_Records to use_

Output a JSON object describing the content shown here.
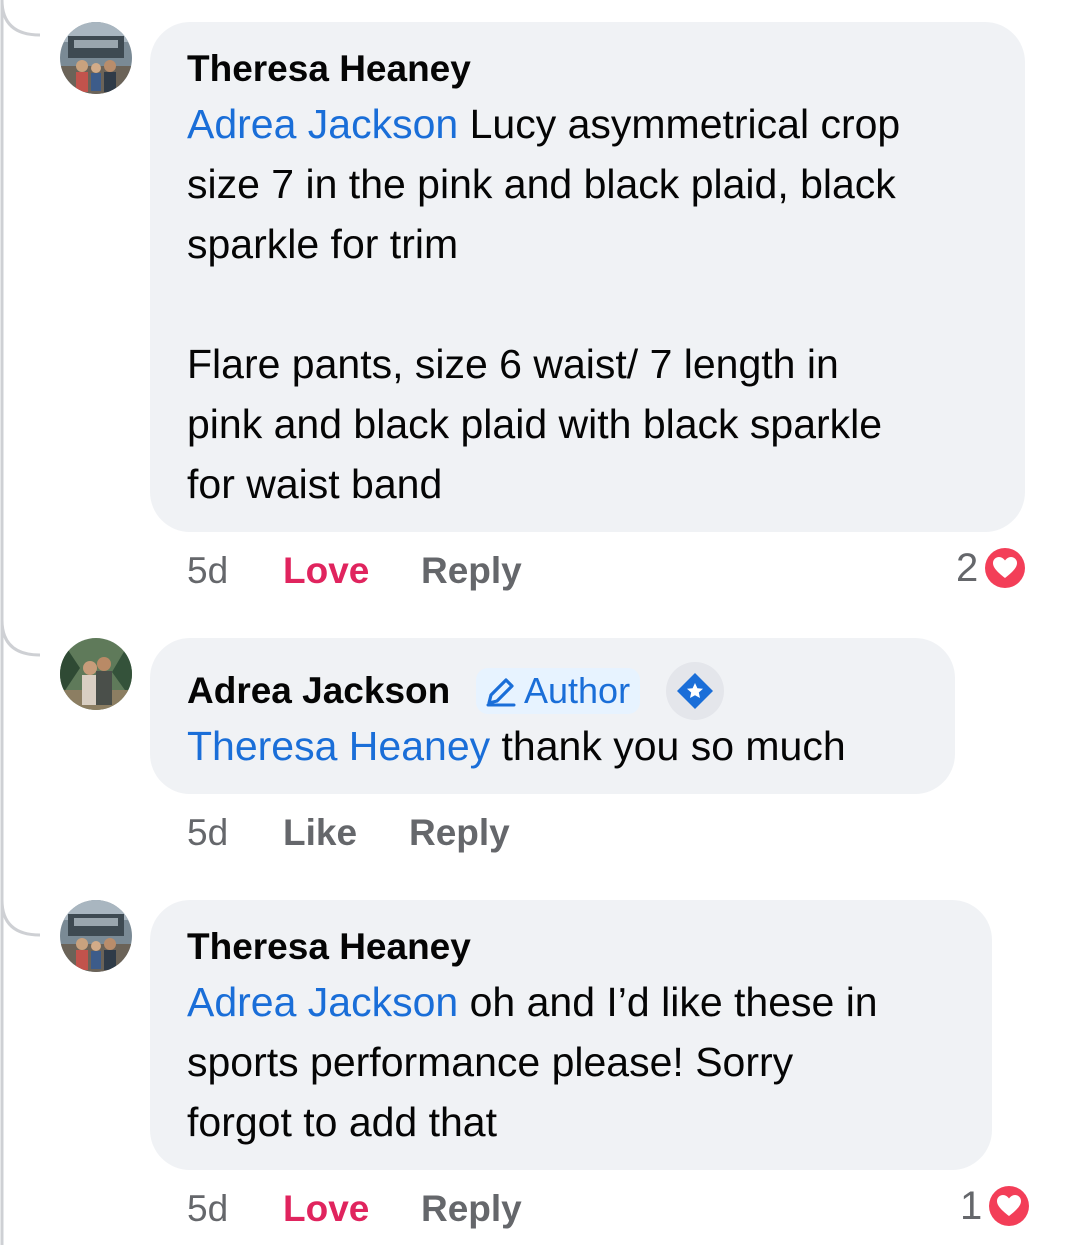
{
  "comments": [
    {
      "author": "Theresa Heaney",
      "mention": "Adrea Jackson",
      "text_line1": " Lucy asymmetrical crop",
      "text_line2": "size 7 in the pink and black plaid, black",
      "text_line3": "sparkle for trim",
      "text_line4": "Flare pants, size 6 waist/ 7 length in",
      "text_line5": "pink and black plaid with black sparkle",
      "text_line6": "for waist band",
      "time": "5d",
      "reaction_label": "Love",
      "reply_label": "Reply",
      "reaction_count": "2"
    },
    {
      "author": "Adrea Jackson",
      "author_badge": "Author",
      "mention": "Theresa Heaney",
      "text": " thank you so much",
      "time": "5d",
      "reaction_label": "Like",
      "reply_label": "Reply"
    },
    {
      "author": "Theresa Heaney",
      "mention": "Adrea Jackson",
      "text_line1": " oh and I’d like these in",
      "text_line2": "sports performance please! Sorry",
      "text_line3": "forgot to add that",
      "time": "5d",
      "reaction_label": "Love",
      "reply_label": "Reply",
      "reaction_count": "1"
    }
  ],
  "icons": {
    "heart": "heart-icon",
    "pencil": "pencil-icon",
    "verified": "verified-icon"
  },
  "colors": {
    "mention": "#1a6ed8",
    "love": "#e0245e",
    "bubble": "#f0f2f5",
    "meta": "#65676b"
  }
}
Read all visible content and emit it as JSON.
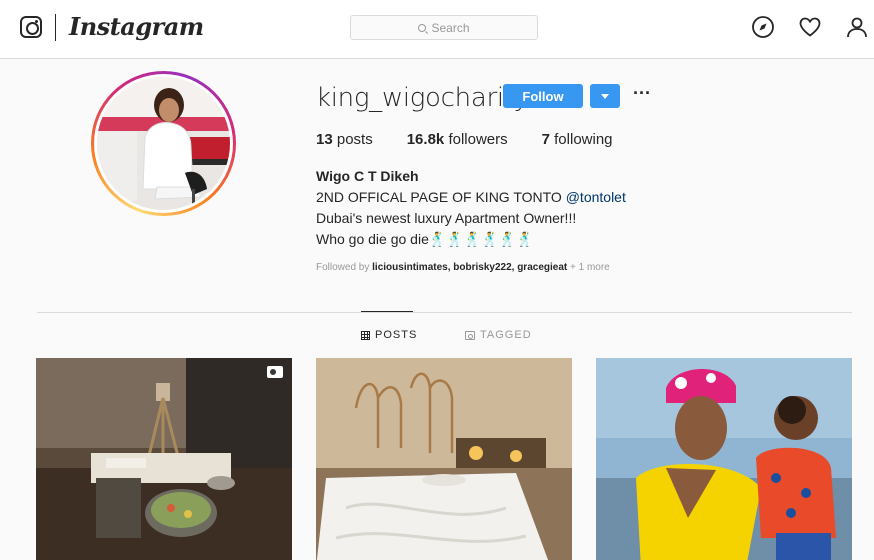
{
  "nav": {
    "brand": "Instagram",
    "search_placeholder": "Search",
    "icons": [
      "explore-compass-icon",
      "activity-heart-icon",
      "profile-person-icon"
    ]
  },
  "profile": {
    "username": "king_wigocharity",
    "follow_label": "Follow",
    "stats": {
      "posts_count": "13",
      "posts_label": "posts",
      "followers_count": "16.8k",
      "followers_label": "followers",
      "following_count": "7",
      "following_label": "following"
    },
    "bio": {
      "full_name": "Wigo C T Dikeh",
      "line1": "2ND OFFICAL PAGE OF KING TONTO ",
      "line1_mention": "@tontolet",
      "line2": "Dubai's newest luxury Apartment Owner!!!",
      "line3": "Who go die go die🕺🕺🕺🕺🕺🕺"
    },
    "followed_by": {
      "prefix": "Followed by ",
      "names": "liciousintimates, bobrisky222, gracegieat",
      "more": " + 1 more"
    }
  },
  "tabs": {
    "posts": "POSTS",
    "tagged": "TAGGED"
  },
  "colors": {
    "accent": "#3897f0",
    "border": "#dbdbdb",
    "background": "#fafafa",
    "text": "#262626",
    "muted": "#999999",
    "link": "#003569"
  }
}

==

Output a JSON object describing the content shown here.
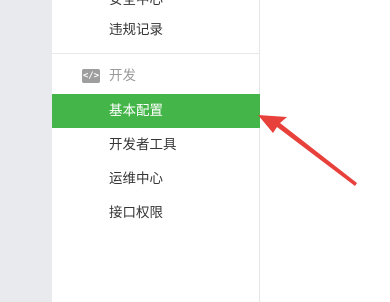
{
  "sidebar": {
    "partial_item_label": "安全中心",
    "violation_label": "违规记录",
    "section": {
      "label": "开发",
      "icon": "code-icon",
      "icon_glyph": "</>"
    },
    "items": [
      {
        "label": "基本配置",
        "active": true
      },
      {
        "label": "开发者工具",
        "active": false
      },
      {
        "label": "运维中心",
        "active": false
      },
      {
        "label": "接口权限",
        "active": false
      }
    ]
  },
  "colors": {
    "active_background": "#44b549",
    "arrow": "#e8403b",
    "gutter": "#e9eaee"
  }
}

...

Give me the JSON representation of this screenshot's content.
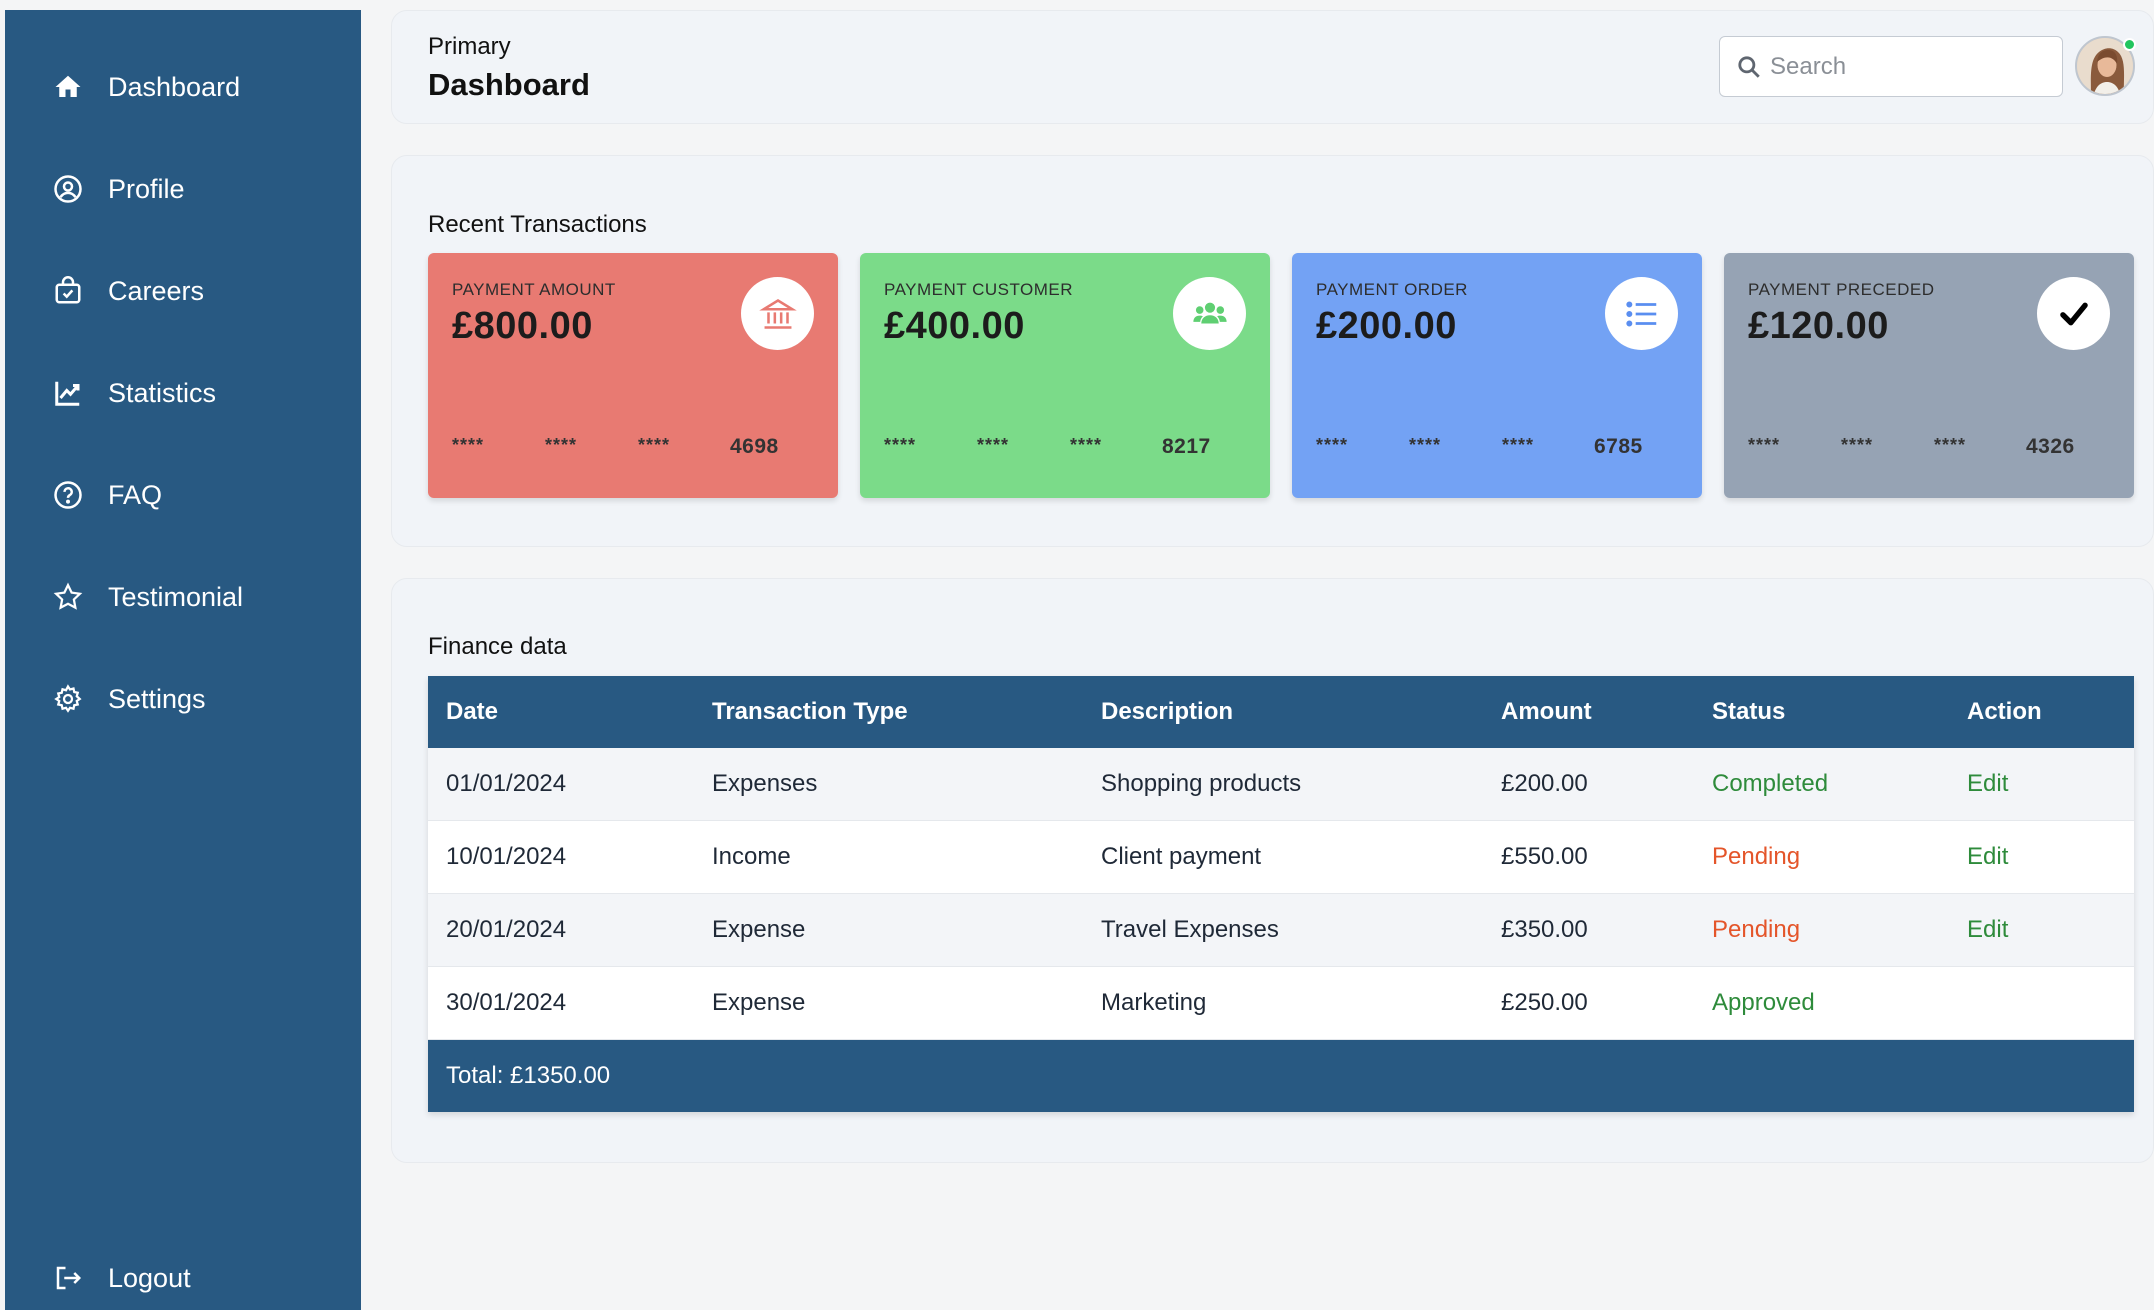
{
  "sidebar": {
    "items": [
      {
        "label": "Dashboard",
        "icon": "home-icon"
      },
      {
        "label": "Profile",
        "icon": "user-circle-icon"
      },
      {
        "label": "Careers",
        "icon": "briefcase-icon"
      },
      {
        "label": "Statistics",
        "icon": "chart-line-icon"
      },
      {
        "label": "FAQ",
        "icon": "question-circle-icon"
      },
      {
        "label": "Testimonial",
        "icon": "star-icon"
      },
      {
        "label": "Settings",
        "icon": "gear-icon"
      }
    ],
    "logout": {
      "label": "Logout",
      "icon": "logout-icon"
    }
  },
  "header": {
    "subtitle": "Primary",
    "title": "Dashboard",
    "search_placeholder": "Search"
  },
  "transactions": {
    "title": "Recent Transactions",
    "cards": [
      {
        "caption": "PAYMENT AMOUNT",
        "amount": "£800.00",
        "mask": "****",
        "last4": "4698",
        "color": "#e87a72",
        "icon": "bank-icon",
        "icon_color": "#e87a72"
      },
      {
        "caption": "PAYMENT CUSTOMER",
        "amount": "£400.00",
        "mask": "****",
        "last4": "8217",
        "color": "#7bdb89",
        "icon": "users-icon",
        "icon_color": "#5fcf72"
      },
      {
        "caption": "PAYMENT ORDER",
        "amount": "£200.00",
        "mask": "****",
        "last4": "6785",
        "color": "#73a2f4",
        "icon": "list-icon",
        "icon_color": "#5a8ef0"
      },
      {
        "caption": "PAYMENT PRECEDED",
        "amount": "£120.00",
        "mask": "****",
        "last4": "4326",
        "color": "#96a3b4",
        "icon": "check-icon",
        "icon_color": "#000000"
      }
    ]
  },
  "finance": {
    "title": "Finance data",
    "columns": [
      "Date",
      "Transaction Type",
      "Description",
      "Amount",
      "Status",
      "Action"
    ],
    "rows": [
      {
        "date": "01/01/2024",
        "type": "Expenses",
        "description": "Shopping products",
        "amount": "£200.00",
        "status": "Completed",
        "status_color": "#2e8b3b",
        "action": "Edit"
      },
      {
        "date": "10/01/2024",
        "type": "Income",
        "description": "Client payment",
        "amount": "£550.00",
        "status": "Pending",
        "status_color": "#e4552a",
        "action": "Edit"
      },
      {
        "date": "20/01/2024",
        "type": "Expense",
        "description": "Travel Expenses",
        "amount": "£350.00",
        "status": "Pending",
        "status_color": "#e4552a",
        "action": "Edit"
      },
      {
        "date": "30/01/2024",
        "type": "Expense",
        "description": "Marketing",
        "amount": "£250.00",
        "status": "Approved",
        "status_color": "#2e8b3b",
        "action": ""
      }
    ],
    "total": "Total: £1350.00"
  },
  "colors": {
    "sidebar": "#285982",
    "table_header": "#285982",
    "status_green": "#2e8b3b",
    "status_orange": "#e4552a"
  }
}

_Task instructions_
Select every line in the records above that contains the word "Search".

_Full output_
    "search_placeholder": "Search",
    "search_placeholder": "Search"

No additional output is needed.